***** DATA RECORDS *****

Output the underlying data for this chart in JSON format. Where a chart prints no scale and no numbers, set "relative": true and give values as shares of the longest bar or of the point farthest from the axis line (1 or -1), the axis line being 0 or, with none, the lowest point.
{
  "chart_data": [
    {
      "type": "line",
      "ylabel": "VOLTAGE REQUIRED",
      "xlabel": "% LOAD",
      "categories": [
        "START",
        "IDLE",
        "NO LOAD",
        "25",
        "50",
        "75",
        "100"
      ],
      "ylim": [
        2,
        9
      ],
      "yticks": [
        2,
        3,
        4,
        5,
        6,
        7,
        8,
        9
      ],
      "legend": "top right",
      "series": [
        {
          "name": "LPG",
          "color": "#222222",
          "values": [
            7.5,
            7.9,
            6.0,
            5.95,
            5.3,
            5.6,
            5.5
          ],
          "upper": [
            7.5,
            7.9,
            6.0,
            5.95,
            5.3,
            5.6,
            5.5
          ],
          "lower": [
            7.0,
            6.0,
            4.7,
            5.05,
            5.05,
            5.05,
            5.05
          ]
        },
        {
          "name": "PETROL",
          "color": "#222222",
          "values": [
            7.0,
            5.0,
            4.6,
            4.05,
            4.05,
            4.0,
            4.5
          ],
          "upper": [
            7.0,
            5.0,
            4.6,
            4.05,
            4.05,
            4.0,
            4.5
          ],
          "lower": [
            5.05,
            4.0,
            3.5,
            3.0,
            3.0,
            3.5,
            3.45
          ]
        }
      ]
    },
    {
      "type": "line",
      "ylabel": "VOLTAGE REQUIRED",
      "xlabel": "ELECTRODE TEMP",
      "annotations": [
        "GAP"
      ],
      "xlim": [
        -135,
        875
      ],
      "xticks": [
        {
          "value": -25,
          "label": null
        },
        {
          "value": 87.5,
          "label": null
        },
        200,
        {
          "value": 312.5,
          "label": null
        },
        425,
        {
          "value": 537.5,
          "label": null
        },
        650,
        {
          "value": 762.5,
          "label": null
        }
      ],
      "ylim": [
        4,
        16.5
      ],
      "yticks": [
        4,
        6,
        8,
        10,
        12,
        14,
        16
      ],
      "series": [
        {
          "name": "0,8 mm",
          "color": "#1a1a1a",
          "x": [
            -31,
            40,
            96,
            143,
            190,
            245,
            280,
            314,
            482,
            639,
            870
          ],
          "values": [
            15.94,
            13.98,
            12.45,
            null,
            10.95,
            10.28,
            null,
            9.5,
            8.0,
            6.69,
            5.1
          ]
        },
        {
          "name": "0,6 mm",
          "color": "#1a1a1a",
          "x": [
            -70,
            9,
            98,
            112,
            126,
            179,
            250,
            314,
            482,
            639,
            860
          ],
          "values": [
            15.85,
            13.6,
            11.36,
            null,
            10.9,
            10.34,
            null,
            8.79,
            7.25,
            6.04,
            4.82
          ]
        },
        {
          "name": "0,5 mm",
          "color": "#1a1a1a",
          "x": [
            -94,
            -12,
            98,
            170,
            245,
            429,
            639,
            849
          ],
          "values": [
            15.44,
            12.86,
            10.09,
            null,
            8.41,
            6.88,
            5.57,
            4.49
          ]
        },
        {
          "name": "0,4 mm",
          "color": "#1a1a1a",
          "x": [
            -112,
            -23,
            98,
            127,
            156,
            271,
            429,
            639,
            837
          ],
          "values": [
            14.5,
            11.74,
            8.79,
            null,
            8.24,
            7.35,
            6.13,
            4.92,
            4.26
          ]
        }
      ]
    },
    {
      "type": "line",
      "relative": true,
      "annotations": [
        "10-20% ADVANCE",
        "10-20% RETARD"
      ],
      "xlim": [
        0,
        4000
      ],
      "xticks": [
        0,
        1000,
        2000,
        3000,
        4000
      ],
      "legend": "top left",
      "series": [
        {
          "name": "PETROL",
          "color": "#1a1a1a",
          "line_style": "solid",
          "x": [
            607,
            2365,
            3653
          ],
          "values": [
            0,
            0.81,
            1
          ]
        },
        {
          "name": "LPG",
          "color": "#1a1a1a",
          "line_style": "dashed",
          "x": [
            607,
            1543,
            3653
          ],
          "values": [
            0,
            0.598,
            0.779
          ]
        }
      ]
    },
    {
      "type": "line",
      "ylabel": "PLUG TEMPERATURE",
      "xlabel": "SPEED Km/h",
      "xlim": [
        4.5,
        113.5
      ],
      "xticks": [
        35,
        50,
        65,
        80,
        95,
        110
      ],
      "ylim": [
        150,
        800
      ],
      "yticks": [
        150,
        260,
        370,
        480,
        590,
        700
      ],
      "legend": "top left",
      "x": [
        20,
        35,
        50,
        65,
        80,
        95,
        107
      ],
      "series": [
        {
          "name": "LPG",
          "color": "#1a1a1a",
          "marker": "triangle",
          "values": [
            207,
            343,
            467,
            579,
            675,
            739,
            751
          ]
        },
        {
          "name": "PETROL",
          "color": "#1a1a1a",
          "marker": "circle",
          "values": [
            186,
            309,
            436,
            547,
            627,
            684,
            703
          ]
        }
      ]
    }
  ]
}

*****

TASK = Produce an exact copy of the whole listing.

ANSWER TO THE EXERCISE =
Output the underlying data for this chart in JSON format. Where a chart prints no scale and no numbers, set "relative": true and give values as shares of the longest bar or of the point farthest from the axis line (1 or -1), the axis line being 0 or, with none, the lowest point.
{
  "chart_data": [
    {
      "type": "line",
      "ylabel": "VOLTAGE REQUIRED",
      "xlabel": "% LOAD",
      "categories": [
        "START",
        "IDLE",
        "NO LOAD",
        "25",
        "50",
        "75",
        "100"
      ],
      "ylim": [
        2,
        9
      ],
      "yticks": [
        2,
        3,
        4,
        5,
        6,
        7,
        8,
        9
      ],
      "legend": "top right",
      "series": [
        {
          "name": "LPG",
          "color": "#222222",
          "values": [
            7.5,
            7.9,
            6.0,
            5.95,
            5.3,
            5.6,
            5.5
          ],
          "upper": [
            7.5,
            7.9,
            6.0,
            5.95,
            5.3,
            5.6,
            5.5
          ],
          "lower": [
            7.0,
            6.0,
            4.7,
            5.05,
            5.05,
            5.05,
            5.05
          ]
        },
        {
          "name": "PETROL",
          "color": "#222222",
          "values": [
            7.0,
            5.0,
            4.6,
            4.05,
            4.05,
            4.0,
            4.5
          ],
          "upper": [
            7.0,
            5.0,
            4.6,
            4.05,
            4.05,
            4.0,
            4.5
          ],
          "lower": [
            5.05,
            4.0,
            3.5,
            3.0,
            3.0,
            3.5,
            3.45
          ]
        }
      ]
    },
    {
      "type": "line",
      "ylabel": "VOLTAGE REQUIRED",
      "xlabel": "ELECTRODE TEMP",
      "annotations": [
        "GAP"
      ],
      "xlim": [
        -135,
        875
      ],
      "xticks": [
        {
          "value": -25,
          "label": null
        },
        {
          "value": 87.5,
          "label": null
        },
        200,
        {
          "value": 312.5,
          "label": null
        },
        425,
        {
          "value": 537.5,
          "label": null
        },
        650,
        {
          "value": 762.5,
          "label": null
        }
      ],
      "ylim": [
        4,
        16.5
      ],
      "yticks": [
        4,
        6,
        8,
        10,
        12,
        14,
        16
      ],
      "series": [
        {
          "name": "0,8 mm",
          "color": "#1a1a1a",
          "x": [
            -31,
            40,
            96,
            143,
            190,
            245,
            280,
            314,
            482,
            639,
            870
          ],
          "values": [
            15.94,
            13.98,
            12.45,
            null,
            10.95,
            10.28,
            null,
            9.5,
            8.0,
            6.69,
            5.1
          ]
        },
        {
          "name": "0,6 mm",
          "color": "#1a1a1a",
          "x": [
            -70,
            9,
            98,
            112,
            126,
            179,
            250,
            314,
            482,
            639,
            860
          ],
          "values": [
            15.85,
            13.6,
            11.36,
            null,
            10.9,
            10.34,
            null,
            8.79,
            7.25,
            6.04,
            4.82
          ]
        },
        {
          "name": "0,5 mm",
          "color": "#1a1a1a",
          "x": [
            -94,
            -12,
            98,
            170,
            245,
            429,
            639,
            849
          ],
          "values": [
            15.44,
            12.86,
            10.09,
            null,
            8.41,
            6.88,
            5.57,
            4.49
          ]
        },
        {
          "name": "0,4 mm",
          "color": "#1a1a1a",
          "x": [
            -112,
            -23,
            98,
            127,
            156,
            271,
            429,
            639,
            837
          ],
          "values": [
            14.5,
            11.74,
            8.79,
            null,
            8.24,
            7.35,
            6.13,
            4.92,
            4.26
          ]
        }
      ]
    },
    {
      "type": "line",
      "relative": true,
      "annotations": [
        "10-20% ADVANCE",
        "10-20% RETARD"
      ],
      "xlim": [
        0,
        4000
      ],
      "xticks": [
        0,
        1000,
        2000,
        3000,
        4000
      ],
      "legend": "top left",
      "series": [
        {
          "name": "PETROL",
          "color": "#1a1a1a",
          "line_style": "solid",
          "x": [
            607,
            2365,
            3653
          ],
          "values": [
            0,
            0.81,
            1
          ]
        },
        {
          "name": "LPG",
          "color": "#1a1a1a",
          "line_style": "dashed",
          "x": [
            607,
            1543,
            3653
          ],
          "values": [
            0,
            0.598,
            0.779
          ]
        }
      ]
    },
    {
      "type": "line",
      "ylabel": "PLUG TEMPERATURE",
      "xlabel": "SPEED Km/h",
      "xlim": [
        4.5,
        113.5
      ],
      "xticks": [
        35,
        50,
        65,
        80,
        95,
        110
      ],
      "ylim": [
        150,
        800
      ],
      "yticks": [
        150,
        260,
        370,
        480,
        590,
        700
      ],
      "legend": "top left",
      "x": [
        20,
        35,
        50,
        65,
        80,
        95,
        107
      ],
      "series": [
        {
          "name": "LPG",
          "color": "#1a1a1a",
          "marker": "triangle",
          "values": [
            207,
            343,
            467,
            579,
            675,
            739,
            751
          ]
        },
        {
          "name": "PETROL",
          "color": "#1a1a1a",
          "marker": "circle",
          "values": [
            186,
            309,
            436,
            547,
            627,
            684,
            703
          ]
        }
      ]
    }
  ]
}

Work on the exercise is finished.